__OBJECTIVE__: Answer with one number: the count of lines in this material that hold the word "International".

[Data entries for graphics]
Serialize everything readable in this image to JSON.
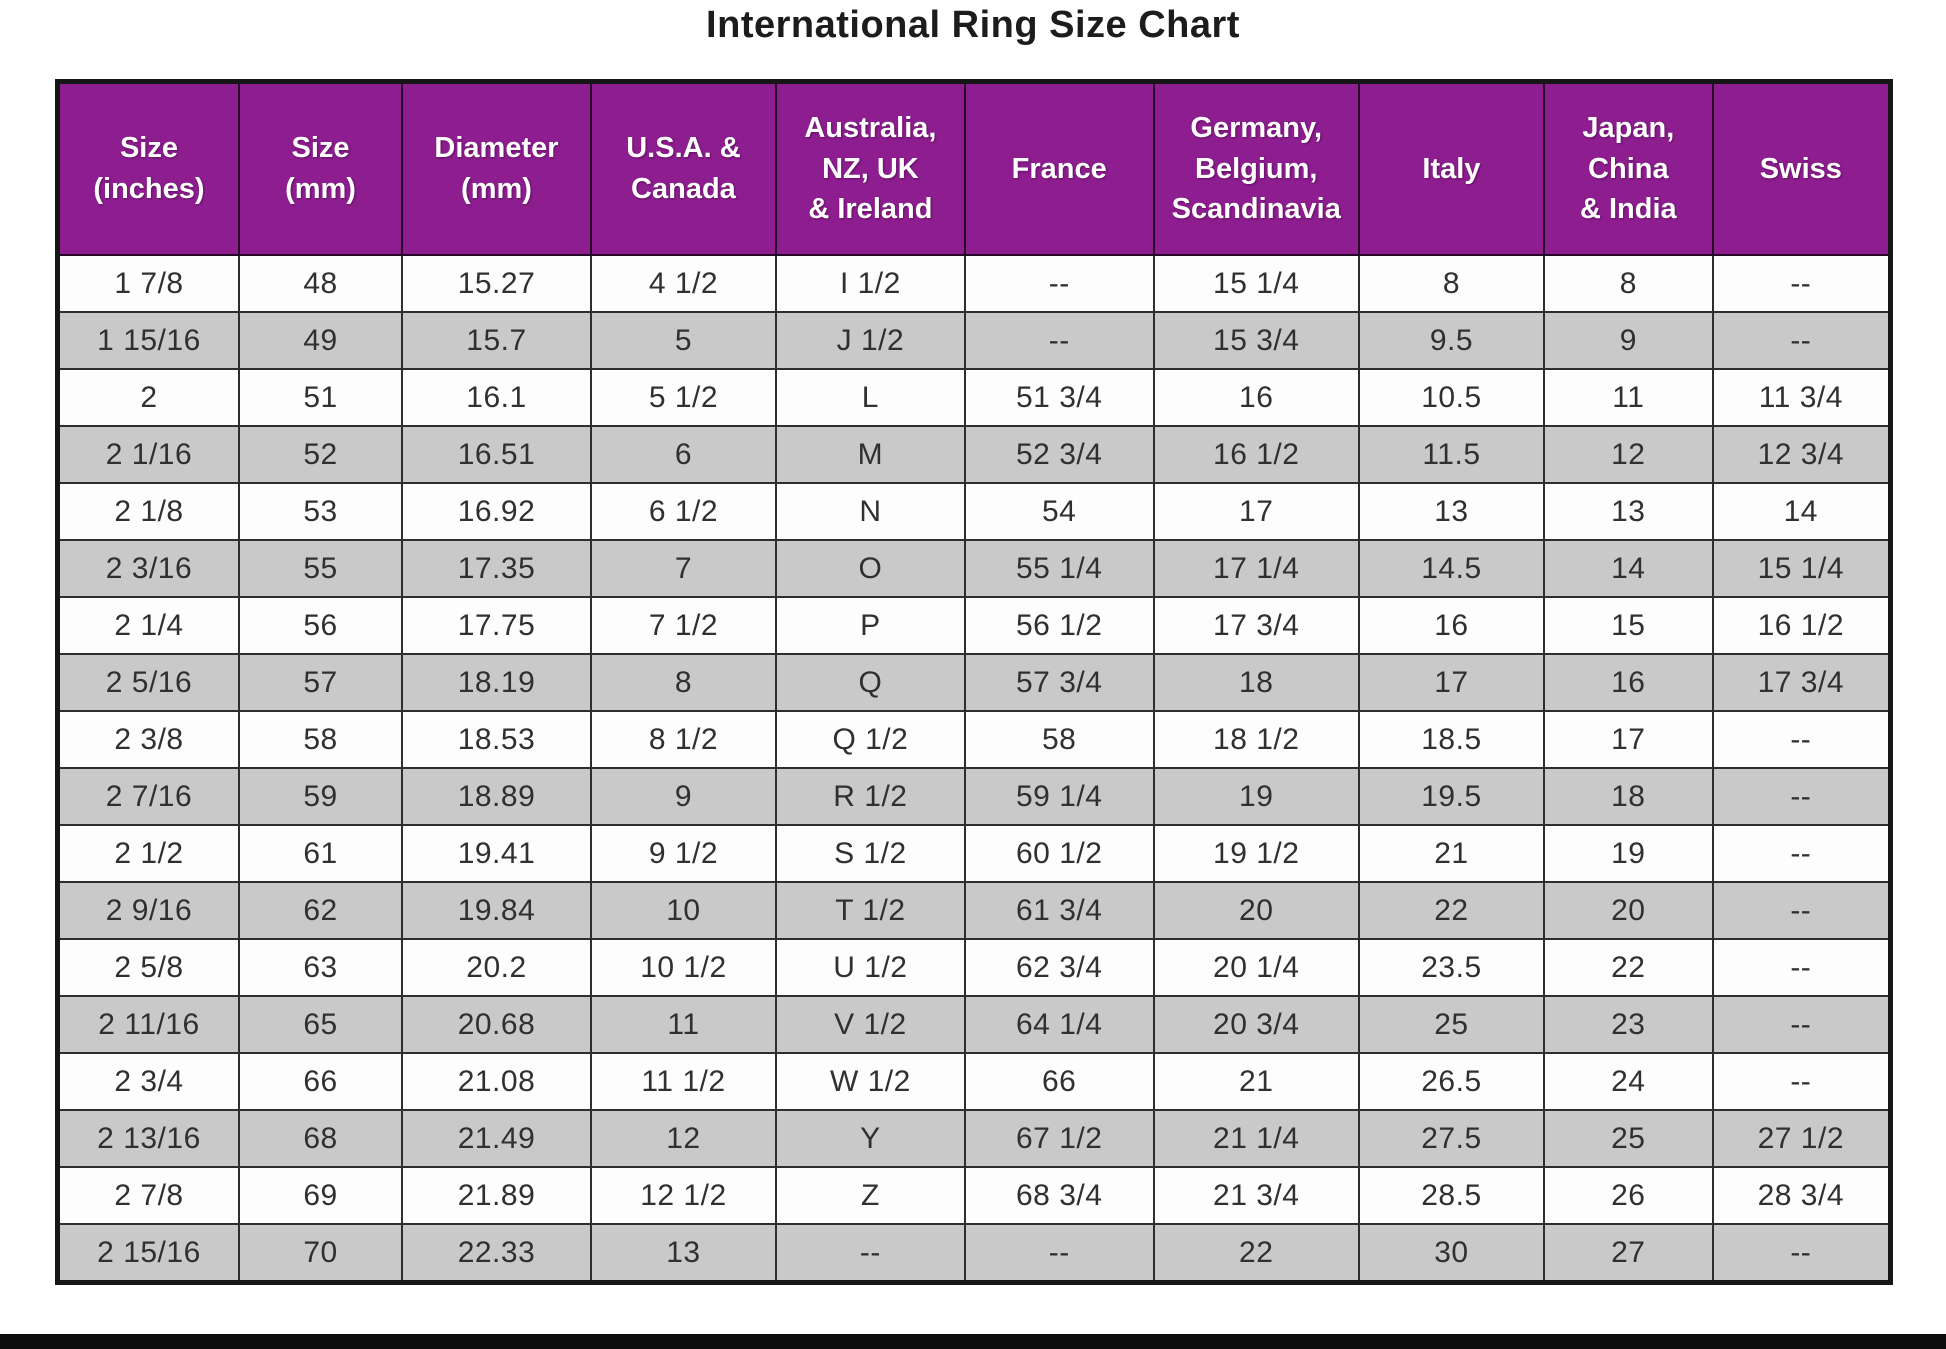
{
  "title": "International Ring Size Chart",
  "colors": {
    "header_bg": "#8e1e90",
    "header_text": "#ffffff",
    "row_bg": "#fdfdfd",
    "row_alt_bg": "#c9c9c9",
    "border": "#161616",
    "title_text": "#1c1c1c"
  },
  "chart_data": {
    "type": "table",
    "title": "International Ring Size Chart",
    "columns": [
      "Size\n(inches)",
      "Size\n(mm)",
      "Diameter\n(mm)",
      "U.S.A. &\nCanada",
      "Australia,\nNZ, UK\n& Ireland",
      "France",
      "Germany,\nBelgium,\nScandinavia",
      "Italy",
      "Japan,\nChina\n& India",
      "Swiss"
    ],
    "rows": [
      [
        "1 7/8",
        "48",
        "15.27",
        "4 1/2",
        "I 1/2",
        "--",
        "15 1/4",
        "8",
        "8",
        "--"
      ],
      [
        "1 15/16",
        "49",
        "15.7",
        "5",
        "J 1/2",
        "--",
        "15 3/4",
        "9.5",
        "9",
        "--"
      ],
      [
        "2",
        "51",
        "16.1",
        "5 1/2",
        "L",
        "51 3/4",
        "16",
        "10.5",
        "11",
        "11 3/4"
      ],
      [
        "2 1/16",
        "52",
        "16.51",
        "6",
        "M",
        "52 3/4",
        "16 1/2",
        "11.5",
        "12",
        "12 3/4"
      ],
      [
        "2 1/8",
        "53",
        "16.92",
        "6 1/2",
        "N",
        "54",
        "17",
        "13",
        "13",
        "14"
      ],
      [
        "2 3/16",
        "55",
        "17.35",
        "7",
        "O",
        "55 1/4",
        "17 1/4",
        "14.5",
        "14",
        "15 1/4"
      ],
      [
        "2 1/4",
        "56",
        "17.75",
        "7 1/2",
        "P",
        "56 1/2",
        "17 3/4",
        "16",
        "15",
        "16 1/2"
      ],
      [
        "2 5/16",
        "57",
        "18.19",
        "8",
        "Q",
        "57 3/4",
        "18",
        "17",
        "16",
        "17 3/4"
      ],
      [
        "2 3/8",
        "58",
        "18.53",
        "8 1/2",
        "Q 1/2",
        "58",
        "18 1/2",
        "18.5",
        "17",
        "--"
      ],
      [
        "2 7/16",
        "59",
        "18.89",
        "9",
        "R 1/2",
        "59 1/4",
        "19",
        "19.5",
        "18",
        "--"
      ],
      [
        "2 1/2",
        "61",
        "19.41",
        "9 1/2",
        "S 1/2",
        "60 1/2",
        "19 1/2",
        "21",
        "19",
        "--"
      ],
      [
        "2 9/16",
        "62",
        "19.84",
        "10",
        "T 1/2",
        "61 3/4",
        "20",
        "22",
        "20",
        "--"
      ],
      [
        "2 5/8",
        "63",
        "20.2",
        "10 1/2",
        "U 1/2",
        "62 3/4",
        "20 1/4",
        "23.5",
        "22",
        "--"
      ],
      [
        "2 11/16",
        "65",
        "20.68",
        "11",
        "V 1/2",
        "64 1/4",
        "20 3/4",
        "25",
        "23",
        "--"
      ],
      [
        "2 3/4",
        "66",
        "21.08",
        "11 1/2",
        "W 1/2",
        "66",
        "21",
        "26.5",
        "24",
        "--"
      ],
      [
        "2 13/16",
        "68",
        "21.49",
        "12",
        "Y",
        "67 1/2",
        "21 1/4",
        "27.5",
        "25",
        "27 1/2"
      ],
      [
        "2 7/8",
        "69",
        "21.89",
        "12 1/2",
        "Z",
        "68 3/4",
        "21 3/4",
        "28.5",
        "26",
        "28 3/4"
      ],
      [
        "2 15/16",
        "70",
        "22.33",
        "13",
        "--",
        "--",
        "22",
        "30",
        "27",
        "--"
      ]
    ],
    "layout": {
      "striped": true,
      "stripe_pattern": "odd-white-even-gray",
      "header_style": "purple-banner",
      "grid": true
    }
  }
}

__CORRECT ANSWER__: 2